(Stored data entries)
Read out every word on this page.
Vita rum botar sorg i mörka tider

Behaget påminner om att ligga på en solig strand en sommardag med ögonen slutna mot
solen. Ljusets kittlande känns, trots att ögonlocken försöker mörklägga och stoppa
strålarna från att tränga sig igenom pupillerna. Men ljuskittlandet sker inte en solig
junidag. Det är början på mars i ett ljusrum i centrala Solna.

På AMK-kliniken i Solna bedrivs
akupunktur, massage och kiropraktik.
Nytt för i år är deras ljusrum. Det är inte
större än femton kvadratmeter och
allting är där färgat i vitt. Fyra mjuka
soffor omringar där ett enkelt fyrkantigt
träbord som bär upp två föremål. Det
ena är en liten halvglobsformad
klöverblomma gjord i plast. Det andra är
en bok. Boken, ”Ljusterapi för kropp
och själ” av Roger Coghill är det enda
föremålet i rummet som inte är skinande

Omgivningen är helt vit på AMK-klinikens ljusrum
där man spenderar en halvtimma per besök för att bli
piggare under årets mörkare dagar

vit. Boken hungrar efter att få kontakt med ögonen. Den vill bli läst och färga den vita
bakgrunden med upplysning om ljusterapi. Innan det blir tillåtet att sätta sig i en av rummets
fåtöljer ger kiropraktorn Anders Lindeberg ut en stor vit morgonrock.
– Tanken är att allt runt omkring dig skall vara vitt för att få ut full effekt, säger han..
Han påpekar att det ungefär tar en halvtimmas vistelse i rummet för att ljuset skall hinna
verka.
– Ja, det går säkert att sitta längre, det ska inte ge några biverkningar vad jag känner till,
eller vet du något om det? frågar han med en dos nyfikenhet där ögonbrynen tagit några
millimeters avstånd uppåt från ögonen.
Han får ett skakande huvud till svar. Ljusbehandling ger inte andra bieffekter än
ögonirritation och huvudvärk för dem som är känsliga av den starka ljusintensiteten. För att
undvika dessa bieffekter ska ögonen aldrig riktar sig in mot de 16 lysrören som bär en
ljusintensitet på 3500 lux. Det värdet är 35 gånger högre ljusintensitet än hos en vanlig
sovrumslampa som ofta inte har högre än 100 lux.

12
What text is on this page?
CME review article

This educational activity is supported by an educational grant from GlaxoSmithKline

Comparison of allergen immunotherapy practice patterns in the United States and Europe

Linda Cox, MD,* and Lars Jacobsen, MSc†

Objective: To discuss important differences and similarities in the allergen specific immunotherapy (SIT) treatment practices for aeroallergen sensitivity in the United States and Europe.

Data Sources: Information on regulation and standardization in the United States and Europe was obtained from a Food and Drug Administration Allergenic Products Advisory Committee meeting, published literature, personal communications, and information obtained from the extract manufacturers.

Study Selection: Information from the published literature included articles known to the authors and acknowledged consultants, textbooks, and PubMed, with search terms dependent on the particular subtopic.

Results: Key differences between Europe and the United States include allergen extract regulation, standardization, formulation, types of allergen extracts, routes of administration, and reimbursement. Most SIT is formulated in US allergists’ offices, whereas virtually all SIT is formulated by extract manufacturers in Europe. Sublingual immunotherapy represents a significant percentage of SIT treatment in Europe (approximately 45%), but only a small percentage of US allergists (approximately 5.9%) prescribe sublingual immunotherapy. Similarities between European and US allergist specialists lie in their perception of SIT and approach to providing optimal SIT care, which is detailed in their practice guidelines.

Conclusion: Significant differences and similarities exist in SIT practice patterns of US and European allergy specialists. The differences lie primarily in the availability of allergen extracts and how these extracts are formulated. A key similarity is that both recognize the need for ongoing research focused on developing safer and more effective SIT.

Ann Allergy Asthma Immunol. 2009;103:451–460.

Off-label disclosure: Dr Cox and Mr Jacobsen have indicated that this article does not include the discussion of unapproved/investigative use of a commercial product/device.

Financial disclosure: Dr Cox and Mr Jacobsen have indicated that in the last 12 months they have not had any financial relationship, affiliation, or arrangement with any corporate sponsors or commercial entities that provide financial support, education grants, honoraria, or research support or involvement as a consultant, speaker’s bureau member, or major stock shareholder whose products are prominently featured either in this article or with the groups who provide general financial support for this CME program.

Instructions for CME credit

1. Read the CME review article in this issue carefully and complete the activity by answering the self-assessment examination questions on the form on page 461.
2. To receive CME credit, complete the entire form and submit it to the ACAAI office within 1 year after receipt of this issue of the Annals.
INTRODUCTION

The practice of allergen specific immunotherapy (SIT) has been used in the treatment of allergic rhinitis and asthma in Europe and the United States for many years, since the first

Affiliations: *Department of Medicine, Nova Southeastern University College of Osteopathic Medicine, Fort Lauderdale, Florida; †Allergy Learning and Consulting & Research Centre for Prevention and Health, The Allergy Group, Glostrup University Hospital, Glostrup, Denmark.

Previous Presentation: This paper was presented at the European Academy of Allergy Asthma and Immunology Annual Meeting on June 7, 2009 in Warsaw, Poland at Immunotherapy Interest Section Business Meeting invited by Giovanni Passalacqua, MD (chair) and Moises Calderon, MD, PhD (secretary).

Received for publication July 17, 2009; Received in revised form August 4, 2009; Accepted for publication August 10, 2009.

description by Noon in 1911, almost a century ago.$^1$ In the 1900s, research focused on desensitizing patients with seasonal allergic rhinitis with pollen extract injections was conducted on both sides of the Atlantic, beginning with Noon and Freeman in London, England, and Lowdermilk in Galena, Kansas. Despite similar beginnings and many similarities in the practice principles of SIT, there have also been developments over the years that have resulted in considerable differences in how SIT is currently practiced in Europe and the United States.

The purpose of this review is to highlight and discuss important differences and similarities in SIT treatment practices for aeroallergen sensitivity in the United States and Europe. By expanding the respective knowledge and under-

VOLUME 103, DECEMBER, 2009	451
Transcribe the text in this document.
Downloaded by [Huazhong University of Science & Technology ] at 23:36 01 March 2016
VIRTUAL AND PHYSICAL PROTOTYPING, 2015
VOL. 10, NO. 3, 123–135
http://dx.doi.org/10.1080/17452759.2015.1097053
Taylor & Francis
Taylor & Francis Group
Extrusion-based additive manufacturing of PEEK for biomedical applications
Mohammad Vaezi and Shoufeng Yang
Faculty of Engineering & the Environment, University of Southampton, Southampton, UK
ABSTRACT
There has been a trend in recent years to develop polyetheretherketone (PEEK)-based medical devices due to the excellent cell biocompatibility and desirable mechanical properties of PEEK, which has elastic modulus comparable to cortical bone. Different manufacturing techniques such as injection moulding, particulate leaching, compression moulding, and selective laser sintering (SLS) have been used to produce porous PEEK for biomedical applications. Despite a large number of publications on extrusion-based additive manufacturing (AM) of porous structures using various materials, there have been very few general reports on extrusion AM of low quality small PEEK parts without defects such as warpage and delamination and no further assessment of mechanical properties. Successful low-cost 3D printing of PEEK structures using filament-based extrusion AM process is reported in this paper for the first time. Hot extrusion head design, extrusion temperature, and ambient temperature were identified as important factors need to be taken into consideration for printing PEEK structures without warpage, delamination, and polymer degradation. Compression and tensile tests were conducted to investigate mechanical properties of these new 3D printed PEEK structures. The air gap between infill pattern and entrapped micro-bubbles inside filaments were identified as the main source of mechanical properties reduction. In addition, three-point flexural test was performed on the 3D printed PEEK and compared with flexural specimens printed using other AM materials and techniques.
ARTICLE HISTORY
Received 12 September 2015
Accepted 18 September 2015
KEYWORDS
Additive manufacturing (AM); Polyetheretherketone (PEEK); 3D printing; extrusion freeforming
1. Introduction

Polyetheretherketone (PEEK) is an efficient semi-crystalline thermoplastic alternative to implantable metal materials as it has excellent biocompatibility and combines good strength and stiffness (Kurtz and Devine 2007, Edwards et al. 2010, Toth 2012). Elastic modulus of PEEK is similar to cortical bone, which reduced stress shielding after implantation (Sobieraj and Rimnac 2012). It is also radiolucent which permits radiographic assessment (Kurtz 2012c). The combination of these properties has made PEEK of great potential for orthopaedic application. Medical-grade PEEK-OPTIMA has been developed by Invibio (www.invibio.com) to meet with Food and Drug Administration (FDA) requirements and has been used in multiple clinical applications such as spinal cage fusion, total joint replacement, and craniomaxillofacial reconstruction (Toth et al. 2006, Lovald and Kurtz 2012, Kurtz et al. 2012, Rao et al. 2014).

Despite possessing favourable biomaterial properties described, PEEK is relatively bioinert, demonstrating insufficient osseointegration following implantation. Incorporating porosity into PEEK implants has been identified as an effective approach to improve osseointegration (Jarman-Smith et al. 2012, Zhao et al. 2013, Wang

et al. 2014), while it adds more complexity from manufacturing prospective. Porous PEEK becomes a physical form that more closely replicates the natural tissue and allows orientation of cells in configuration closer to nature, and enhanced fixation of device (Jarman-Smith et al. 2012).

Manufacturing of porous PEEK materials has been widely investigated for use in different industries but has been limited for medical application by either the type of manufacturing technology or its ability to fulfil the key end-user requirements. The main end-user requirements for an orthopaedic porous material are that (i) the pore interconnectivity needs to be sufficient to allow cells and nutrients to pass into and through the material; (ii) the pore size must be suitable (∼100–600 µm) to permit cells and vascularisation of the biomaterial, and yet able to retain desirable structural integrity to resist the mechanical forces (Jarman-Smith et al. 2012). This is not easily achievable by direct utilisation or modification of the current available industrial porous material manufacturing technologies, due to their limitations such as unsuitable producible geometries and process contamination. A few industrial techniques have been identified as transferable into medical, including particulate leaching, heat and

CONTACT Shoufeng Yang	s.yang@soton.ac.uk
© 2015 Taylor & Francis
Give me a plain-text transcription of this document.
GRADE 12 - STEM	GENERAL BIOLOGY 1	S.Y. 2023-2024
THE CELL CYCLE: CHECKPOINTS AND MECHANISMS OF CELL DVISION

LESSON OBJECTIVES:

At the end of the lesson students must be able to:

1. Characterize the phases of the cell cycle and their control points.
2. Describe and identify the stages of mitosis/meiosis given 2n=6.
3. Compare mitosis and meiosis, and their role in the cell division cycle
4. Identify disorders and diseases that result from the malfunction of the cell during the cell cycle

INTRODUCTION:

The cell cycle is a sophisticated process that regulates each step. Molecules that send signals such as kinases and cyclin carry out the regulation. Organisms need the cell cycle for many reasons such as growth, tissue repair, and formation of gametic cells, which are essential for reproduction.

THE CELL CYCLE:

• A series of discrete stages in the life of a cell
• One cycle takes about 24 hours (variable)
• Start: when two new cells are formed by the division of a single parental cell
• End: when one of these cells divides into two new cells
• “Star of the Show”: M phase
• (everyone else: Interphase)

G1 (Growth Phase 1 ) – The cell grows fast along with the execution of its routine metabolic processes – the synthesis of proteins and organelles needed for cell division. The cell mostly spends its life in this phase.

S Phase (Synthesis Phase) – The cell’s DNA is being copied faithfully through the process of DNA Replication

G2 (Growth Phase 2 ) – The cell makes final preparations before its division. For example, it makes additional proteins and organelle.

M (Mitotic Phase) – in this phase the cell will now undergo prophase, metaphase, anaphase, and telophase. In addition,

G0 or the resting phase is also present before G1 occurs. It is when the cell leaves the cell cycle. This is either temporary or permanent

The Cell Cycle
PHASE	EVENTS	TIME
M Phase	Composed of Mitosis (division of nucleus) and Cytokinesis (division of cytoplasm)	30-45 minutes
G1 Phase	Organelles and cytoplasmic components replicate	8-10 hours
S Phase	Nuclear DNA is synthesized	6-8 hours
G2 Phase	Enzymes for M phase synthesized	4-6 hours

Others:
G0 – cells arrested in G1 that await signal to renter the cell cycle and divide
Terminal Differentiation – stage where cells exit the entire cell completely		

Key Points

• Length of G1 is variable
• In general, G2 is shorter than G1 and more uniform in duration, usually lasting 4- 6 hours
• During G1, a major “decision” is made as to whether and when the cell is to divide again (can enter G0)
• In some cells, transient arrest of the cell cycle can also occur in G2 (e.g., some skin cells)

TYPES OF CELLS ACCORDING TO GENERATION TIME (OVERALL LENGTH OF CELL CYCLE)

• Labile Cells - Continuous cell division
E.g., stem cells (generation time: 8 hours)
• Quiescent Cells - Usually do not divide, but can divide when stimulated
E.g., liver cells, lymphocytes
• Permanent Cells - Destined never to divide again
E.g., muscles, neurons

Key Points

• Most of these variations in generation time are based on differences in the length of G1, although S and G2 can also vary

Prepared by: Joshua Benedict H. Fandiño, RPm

TASK DESCRIPTION => Look over the entries above and say how many lines contain "vitt"; give only the number.

WRITTEN SOLUTION => 2